Brief
Write out exactly the lines below that run from the line containing "Extract the structured" through the last line of the records.

Some records
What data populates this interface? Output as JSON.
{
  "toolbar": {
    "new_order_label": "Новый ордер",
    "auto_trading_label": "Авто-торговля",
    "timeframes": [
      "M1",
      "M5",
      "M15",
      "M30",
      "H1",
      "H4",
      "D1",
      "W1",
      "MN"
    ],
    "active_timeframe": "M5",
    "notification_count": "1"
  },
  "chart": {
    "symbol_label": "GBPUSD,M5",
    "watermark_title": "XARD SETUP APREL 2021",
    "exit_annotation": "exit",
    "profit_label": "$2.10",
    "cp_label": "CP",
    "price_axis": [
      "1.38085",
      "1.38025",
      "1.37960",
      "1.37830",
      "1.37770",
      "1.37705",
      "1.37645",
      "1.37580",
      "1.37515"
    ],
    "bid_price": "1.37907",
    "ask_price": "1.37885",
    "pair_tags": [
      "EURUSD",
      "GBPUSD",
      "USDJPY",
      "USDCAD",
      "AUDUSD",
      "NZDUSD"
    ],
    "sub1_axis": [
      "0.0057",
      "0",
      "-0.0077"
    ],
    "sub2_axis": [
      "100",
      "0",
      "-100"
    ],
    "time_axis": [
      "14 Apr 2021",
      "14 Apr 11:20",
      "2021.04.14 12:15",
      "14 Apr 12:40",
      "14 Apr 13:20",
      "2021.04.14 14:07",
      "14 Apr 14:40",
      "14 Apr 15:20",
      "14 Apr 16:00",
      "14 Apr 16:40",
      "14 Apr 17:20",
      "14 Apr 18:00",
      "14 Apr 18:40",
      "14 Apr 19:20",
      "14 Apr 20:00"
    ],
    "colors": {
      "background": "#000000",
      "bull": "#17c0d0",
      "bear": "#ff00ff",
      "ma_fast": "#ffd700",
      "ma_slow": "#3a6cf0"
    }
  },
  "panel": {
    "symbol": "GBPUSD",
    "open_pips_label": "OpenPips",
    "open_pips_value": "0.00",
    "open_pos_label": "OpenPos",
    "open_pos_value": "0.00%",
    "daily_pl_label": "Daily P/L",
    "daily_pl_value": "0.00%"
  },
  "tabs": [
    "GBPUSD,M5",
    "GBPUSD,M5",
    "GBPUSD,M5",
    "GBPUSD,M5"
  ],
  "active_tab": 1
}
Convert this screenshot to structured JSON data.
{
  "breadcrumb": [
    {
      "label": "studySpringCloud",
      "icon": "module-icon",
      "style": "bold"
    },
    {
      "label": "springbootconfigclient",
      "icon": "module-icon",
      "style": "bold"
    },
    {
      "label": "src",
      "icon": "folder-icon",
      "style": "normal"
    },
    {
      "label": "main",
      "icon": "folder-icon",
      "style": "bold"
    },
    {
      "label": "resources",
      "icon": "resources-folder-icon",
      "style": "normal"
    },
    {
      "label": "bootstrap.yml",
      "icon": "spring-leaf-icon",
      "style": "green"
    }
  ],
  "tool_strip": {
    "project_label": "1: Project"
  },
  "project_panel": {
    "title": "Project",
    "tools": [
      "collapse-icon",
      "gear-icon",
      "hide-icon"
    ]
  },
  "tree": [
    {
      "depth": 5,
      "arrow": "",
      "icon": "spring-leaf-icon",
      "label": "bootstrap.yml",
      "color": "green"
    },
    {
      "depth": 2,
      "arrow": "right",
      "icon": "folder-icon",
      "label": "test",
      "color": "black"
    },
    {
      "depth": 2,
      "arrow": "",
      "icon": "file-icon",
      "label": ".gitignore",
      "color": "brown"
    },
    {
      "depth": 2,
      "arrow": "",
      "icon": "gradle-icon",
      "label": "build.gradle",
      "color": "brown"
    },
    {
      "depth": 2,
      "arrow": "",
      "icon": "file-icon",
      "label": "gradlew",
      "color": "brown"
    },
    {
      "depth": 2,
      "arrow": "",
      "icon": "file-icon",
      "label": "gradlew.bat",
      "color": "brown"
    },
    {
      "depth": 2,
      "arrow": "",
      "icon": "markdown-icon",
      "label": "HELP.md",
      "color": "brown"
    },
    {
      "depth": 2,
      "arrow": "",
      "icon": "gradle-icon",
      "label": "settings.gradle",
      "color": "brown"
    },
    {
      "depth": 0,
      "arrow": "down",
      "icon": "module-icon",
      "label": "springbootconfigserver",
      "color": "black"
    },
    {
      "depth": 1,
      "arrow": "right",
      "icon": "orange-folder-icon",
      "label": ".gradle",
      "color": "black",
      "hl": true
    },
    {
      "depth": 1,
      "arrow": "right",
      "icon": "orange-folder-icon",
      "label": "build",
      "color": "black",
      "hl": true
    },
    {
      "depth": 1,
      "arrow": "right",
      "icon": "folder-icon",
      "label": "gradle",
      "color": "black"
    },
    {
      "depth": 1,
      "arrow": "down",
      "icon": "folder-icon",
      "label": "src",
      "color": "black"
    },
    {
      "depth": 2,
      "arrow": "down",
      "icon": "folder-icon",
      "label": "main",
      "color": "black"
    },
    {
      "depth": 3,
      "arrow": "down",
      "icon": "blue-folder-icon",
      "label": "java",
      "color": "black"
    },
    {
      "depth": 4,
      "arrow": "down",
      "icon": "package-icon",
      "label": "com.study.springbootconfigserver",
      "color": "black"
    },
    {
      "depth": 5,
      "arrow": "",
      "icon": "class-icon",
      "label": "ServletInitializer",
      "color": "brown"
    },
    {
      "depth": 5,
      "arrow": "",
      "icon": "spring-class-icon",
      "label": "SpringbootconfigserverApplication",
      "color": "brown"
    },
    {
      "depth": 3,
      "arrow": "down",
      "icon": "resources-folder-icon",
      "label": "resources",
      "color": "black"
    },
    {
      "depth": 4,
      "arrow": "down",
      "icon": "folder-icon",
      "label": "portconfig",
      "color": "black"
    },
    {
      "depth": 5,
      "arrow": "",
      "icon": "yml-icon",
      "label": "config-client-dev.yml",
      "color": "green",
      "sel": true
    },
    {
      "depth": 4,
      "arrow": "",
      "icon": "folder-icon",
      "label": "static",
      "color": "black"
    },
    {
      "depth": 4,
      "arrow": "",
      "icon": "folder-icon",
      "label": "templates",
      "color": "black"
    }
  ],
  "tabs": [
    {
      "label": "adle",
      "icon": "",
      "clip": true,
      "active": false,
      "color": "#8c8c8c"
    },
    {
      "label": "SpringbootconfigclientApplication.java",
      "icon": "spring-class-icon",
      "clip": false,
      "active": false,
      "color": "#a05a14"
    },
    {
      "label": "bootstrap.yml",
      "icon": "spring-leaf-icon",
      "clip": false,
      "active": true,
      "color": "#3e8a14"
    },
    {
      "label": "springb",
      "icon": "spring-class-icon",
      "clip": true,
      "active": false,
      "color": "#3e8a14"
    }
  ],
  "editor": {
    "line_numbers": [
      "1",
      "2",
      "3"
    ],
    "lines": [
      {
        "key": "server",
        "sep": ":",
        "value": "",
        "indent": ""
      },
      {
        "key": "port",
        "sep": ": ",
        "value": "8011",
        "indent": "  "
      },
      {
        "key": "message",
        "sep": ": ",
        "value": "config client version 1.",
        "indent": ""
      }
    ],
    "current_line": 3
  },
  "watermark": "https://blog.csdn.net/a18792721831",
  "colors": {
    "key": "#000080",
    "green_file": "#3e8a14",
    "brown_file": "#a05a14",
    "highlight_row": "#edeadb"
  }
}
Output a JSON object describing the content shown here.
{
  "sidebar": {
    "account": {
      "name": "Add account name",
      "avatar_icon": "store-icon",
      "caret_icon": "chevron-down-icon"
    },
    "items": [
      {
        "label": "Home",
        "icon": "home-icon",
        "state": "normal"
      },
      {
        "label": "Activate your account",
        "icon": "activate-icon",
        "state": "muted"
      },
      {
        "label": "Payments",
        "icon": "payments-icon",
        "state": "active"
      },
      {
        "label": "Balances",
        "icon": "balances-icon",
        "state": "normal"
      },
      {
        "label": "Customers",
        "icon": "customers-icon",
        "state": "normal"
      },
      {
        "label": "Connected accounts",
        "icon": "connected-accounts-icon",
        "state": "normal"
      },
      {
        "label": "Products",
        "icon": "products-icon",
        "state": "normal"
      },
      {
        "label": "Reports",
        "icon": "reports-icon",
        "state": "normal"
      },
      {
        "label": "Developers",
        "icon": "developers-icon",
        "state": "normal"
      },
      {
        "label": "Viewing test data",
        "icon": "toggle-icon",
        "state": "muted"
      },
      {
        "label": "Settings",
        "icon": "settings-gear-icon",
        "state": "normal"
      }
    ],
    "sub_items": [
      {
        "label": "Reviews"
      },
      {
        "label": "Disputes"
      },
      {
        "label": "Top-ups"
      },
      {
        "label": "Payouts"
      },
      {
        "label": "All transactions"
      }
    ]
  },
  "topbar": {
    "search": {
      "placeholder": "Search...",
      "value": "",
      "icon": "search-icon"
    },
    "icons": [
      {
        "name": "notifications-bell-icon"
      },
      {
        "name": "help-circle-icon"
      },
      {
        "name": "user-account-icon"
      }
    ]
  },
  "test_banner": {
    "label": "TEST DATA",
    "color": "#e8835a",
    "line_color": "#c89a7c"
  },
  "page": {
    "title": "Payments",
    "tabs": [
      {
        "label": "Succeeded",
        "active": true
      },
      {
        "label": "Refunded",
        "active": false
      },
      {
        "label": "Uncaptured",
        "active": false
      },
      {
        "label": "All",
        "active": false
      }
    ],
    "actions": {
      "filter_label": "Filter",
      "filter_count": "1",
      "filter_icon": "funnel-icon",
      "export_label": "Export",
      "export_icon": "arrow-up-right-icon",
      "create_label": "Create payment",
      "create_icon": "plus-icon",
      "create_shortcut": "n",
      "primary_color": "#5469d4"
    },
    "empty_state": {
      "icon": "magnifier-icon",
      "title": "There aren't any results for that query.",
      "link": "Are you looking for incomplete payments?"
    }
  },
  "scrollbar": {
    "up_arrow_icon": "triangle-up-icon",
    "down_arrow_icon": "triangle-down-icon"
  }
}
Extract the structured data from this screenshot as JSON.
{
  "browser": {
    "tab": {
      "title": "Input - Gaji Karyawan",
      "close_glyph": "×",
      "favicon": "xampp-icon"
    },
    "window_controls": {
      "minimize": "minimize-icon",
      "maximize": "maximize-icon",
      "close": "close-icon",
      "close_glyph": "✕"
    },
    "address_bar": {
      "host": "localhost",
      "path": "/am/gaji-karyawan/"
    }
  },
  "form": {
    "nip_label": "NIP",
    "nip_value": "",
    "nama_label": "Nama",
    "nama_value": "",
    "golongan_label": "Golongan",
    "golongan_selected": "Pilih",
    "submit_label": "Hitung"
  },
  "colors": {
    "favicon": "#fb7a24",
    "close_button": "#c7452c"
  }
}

Result
Extract the structured data from this screenshot as JSON.
{
  "browser": {
    "tab": {
      "title": "Input - Gaji Karyawan",
      "close_glyph": "×",
      "favicon": "xampp-icon"
    },
    "window_controls": {
      "minimize": "minimize-icon",
      "maximize": "maximize-icon",
      "close": "close-icon",
      "close_glyph": "✕"
    },
    "address_bar": {
      "host": "localhost",
      "path": "/am/gaji-karyawan/"
    }
  },
  "form": {
    "nip_label": "NIP",
    "nip_value": "",
    "nama_label": "Nama",
    "nama_value": "",
    "golongan_label": "Golongan",
    "golongan_selected": "Pilih",
    "submit_label": "Hitung"
  },
  "colors": {
    "favicon": "#fb7a24",
    "close_button": "#c7452c"
  }
}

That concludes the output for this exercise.